### Document extract
——

Metamath Proof Explorer

Theorem bj-rexvw

Description: A weak version of rexv not using ax-ext (nor df-cleq , df-clel , df-v ), and only core FOL axioms. See also bj-ralvw . (Contributed by BJ, 16-Jun-2019) (Proof modification is discouraged.)

		Ref	Expression
	Hypothesis	bj-rexvw.1	⊢ 𝜓
	Assertion	bj-rexvw	⊢ ( ∃ 𝑥 ∈ { 𝑦 ∣ 𝜓 } 𝜑 ↔ ∃ 𝑥 𝜑 )

——

### Record set
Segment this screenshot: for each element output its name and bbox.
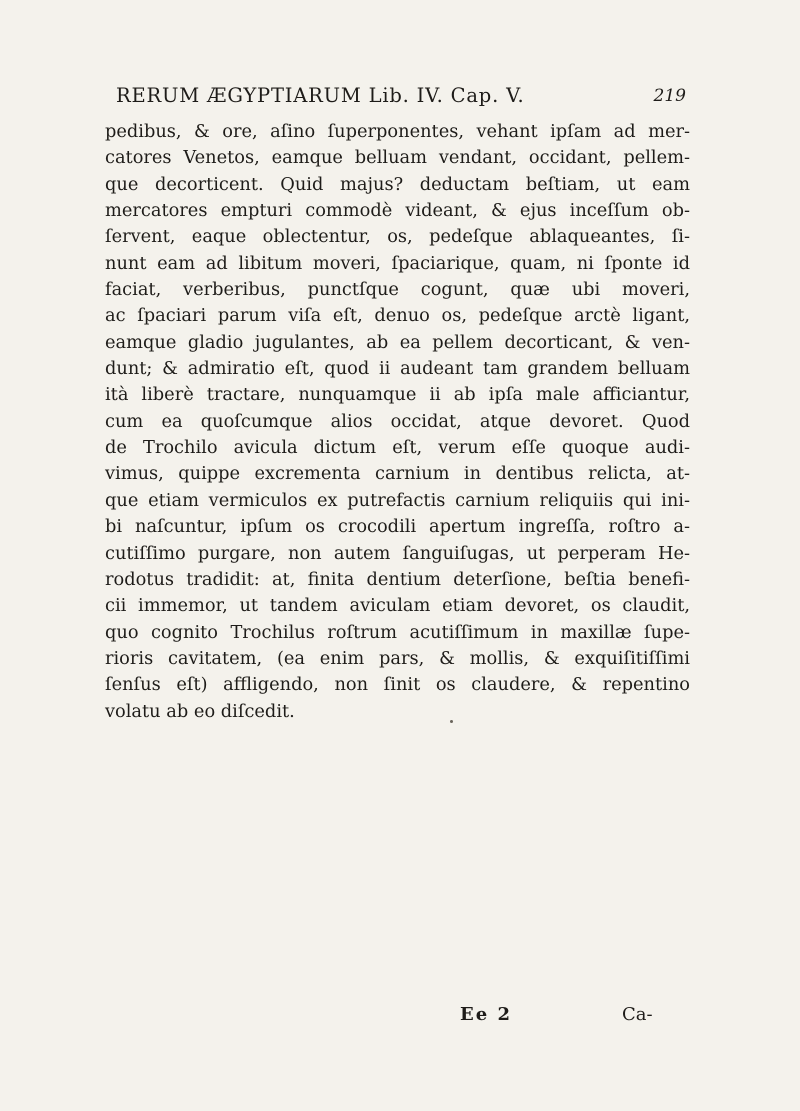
text-line: pedibus, & ore, aſino ſuperponentes, vehant ipſam ad mer- (105, 121, 690, 142)
text-line: cii immemor, ut tandem aviculam etiam devoret, os claudit, (105, 595, 690, 617)
text-line: bi naſcuntur, ipſum os crocodili apertum ingreſſa, roſtro a- (105, 516, 690, 538)
catchword: Ca- (622, 1004, 653, 1025)
text-line: rodotus tradidit: at, finita dentium deterſione, beſtia benefi- (105, 568, 690, 590)
text-line: ac ſpaciari parum viſa eſt, denuo os, pedeſque arctè ligant, (105, 305, 690, 327)
text-line: mercatores empturi commodè videant, & ejus inceſſum ob- (105, 200, 690, 222)
text-line: de Trochilo avicula dictum eſt, verum eſſe quoque audi- (105, 437, 690, 459)
text-line: que decorticent. Quid majus? deductam beſtiam, ut eam (105, 173, 690, 195)
text-line-last: volatu ab eo diſcedit. (105, 700, 295, 722)
page-footer (0, 1004, 800, 1034)
text-line: vimus, quippe excrementa carnium in dentibus relicta, at- (105, 463, 690, 485)
text-line: nunt eam ad libitum moveri, ſpaciarique, quam, ni ſponte id (105, 252, 690, 274)
text-line: quo cognito Trochilus roſtrum acutiſſimum in maxillæ ſupe- (105, 621, 690, 643)
text-line: ſervent, eaque oblectentur, os, pedeſque ablaqueantes, ſi- (105, 226, 690, 248)
text-line: cum ea quoſcumque alios occidat, atque devoret. Quod (105, 410, 690, 432)
text-line: rioris cavitatem, (ea enim pars, & mollis, & exquiſitiſſimi (105, 647, 690, 669)
text-line: faciat, verberibus, punctſque cogunt, quæ ubi moveri, (105, 279, 690, 301)
text-line: cutiſſimo purgare, non autem ſanguiſugas, ut perperam He- (105, 542, 690, 564)
running-head: RERUM ÆGYPTIARUM Lib. IV. Cap. V. (116, 84, 525, 107)
page-number: 219 (653, 86, 686, 106)
page-header (116, 80, 686, 110)
text-line: ità liberè tractare, nunquamque ii ab ipſa male afficiantur, (105, 384, 690, 406)
body-text (105, 119, 690, 725)
text-line: eamque gladio jugulantes, ab ea pellem decorticant, & ven- (105, 331, 690, 353)
ink-speck (450, 720, 453, 723)
text-line: que etiam vermiculos ex putrefactis carnium reliquiis qui ini- (105, 489, 690, 511)
signature-mark: Ee 2 (460, 1004, 512, 1025)
text-line: ſenſus eſt) affligendo, non ſinit os claudere, & repentino (105, 674, 690, 696)
text-line: dunt; & admiratio eſt, quod ii audeant tam grandem belluam (105, 358, 690, 380)
text-line: catores Venetos, eamque belluam vendant, occidant, pellem- (105, 147, 690, 169)
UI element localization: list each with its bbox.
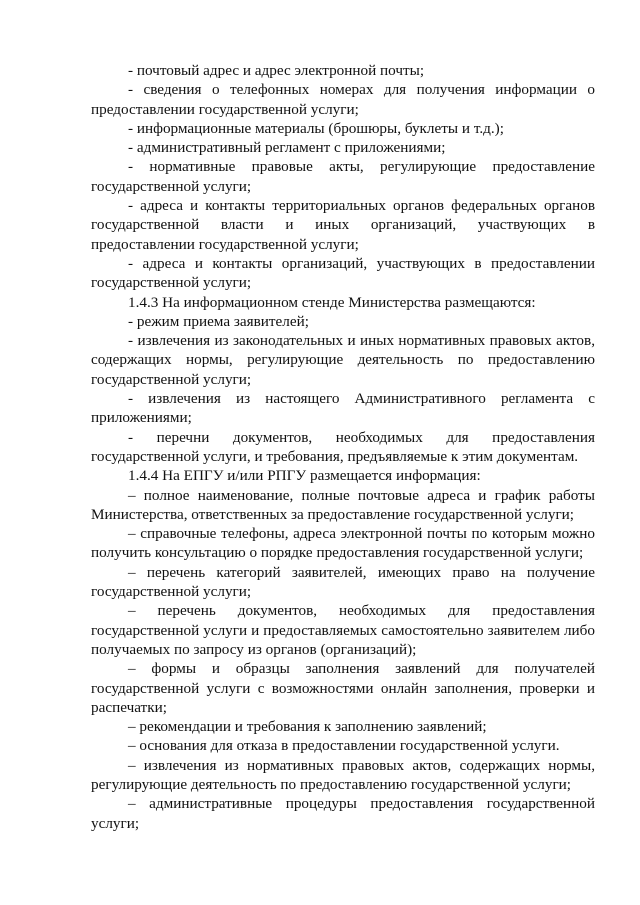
paragraph-regulation-extracts: - извлечения из настоящего Административного регламента с приложениями; bbox=[91, 390, 595, 427]
section-heading-1-4-4: 1.4.4 На ЕПГУ и/или РПГУ размещается информация: bbox=[128, 467, 481, 485]
paragraph-refusal-grounds: – основания для отказа в предоставлении государственной услуги. bbox=[128, 737, 560, 755]
paragraph-reception-schedule: - режим приема заявителей; bbox=[128, 312, 309, 330]
paragraph-forms-samples: – формы и образцы заполнения заявлений для получателей государственной услуги с возможностями онлайн заполнения, проверки и распечатки; bbox=[91, 660, 595, 716]
paragraph-organizations: - адреса и контакты организаций, участвующих в предоставлении государственной услуги; bbox=[91, 254, 595, 292]
paragraph-info-materials: - информационные материалы (брошюры, буклеты и т.д.); bbox=[128, 119, 504, 137]
paragraph-phone-info: - сведения о телефонных номерах для получения информации о предоставлении государственной услуги; bbox=[91, 81, 595, 118]
paragraph-full-name-addresses: – полное наименование, полные почтовые адреса и график работы Министерства, ответственных за предоставление государственной услуги; bbox=[91, 486, 595, 523]
section-heading-1-4-3: 1.4.3 На информационном стенде Министерства размещаются: bbox=[128, 293, 536, 311]
paragraph-normative-extracts: – извлечения из нормативных правовых актов, содержащих нормы, регулирующие деятельность по предоставлению государственной услуги; bbox=[91, 756, 595, 793]
paragraph-recommendations: – рекомендации и требования к заполнению заявлений; bbox=[128, 718, 487, 736]
document-page bbox=[91, 61, 595, 833]
paragraph-legal-acts: - нормативные правовые акты, регулирующие предоставление государственной услуги; bbox=[91, 158, 595, 195]
paragraph-admin-regulation: - административный регламент с приложениями; bbox=[128, 139, 446, 157]
paragraph-reference-phones: – справочные телефоны, адреса электронной почты по которым можно получить консультацию о порядке предоставления государственной услуги; bbox=[91, 525, 595, 562]
paragraph-document-lists: - перечни документов, необходимых для предоставления государственной услуги, и требования, предъявляемые к этим документам. bbox=[91, 428, 595, 465]
paragraph-admin-procedures: – административные процедуры предоставления государственной услуги; bbox=[91, 795, 595, 832]
paragraph-territorial-bodies: - адреса и контакты территориальных органов федеральных органов государственной власти и иных организаций, участвующих в предоставлении государственной услуги; bbox=[91, 197, 595, 253]
paragraph-law-extracts: - извлечения из законодательных и иных нормативных правовых актов, содержащих нормы, регулирующие деятельность по предоставлению государственной услуги; bbox=[91, 332, 595, 388]
paragraph-applicant-categories: – перечень категорий заявителей, имеющих право на получение государственной услуги; bbox=[91, 563, 595, 601]
paragraph-mail-address: - почтовый адрес и адрес электронной почты; bbox=[128, 62, 425, 79]
paragraph-required-documents: – перечень документов, необходимых для предоставления государственной услуги и предоставляемых самостоятельно заявителем либо получаемых по запросу из органов (организаций); bbox=[91, 602, 595, 658]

——

### Tasks to complete
[1] Repeat verbatim the passage of the Metamath theorem page above, from "Theorem bj-rexvw" to "modification is discouraged.)".
[2] Carry on the Metamath page for theorem bj-rexvw from the point at which it ends.

### Results of the tasks
[1]
Theorem bj-rexvw

Description: A weak version of rexv not using ax-ext (nor df-cleq , df-clel , df-v ), and only core FOL axioms. See also bj-ralvw . (Contributed by BJ, 16-Jun-2019) (Proof modification is discouraged.)

[2]
Proof

Step	Hyp	Ref	Expression
1		bj-rexvw.1	⊢ 𝜓
2		df-rex	⊢ ( ∃ 𝑥 ∈ { 𝑦 ∣ 𝜓 } 𝜑 ↔ ∃ 𝑥 ( 𝑥 ∈ { 𝑦 ∣ 𝜓 } ∧ 𝜑 ) )
3	1	vexw	⊢ 𝑥 ∈ { 𝑦 ∣ 𝜓 }
4	3	biantrur	⊢ ( 𝜑 ↔ ( 𝑥 ∈ { 𝑦 ∣ 𝜓 } ∧ 𝜑 ) )
5	4	exbii	⊢ ( ∃ 𝑥 𝜑 ↔ ∃ 𝑥 ( 𝑥 ∈ { 𝑦 ∣ 𝜓 } ∧ 𝜑 ) )
6	2 5	bitr4i	⊢ ( ∃ 𝑥 ∈ { 𝑦 ∣ 𝜓 } 𝜑 ↔ ∃ 𝑥 𝜑 )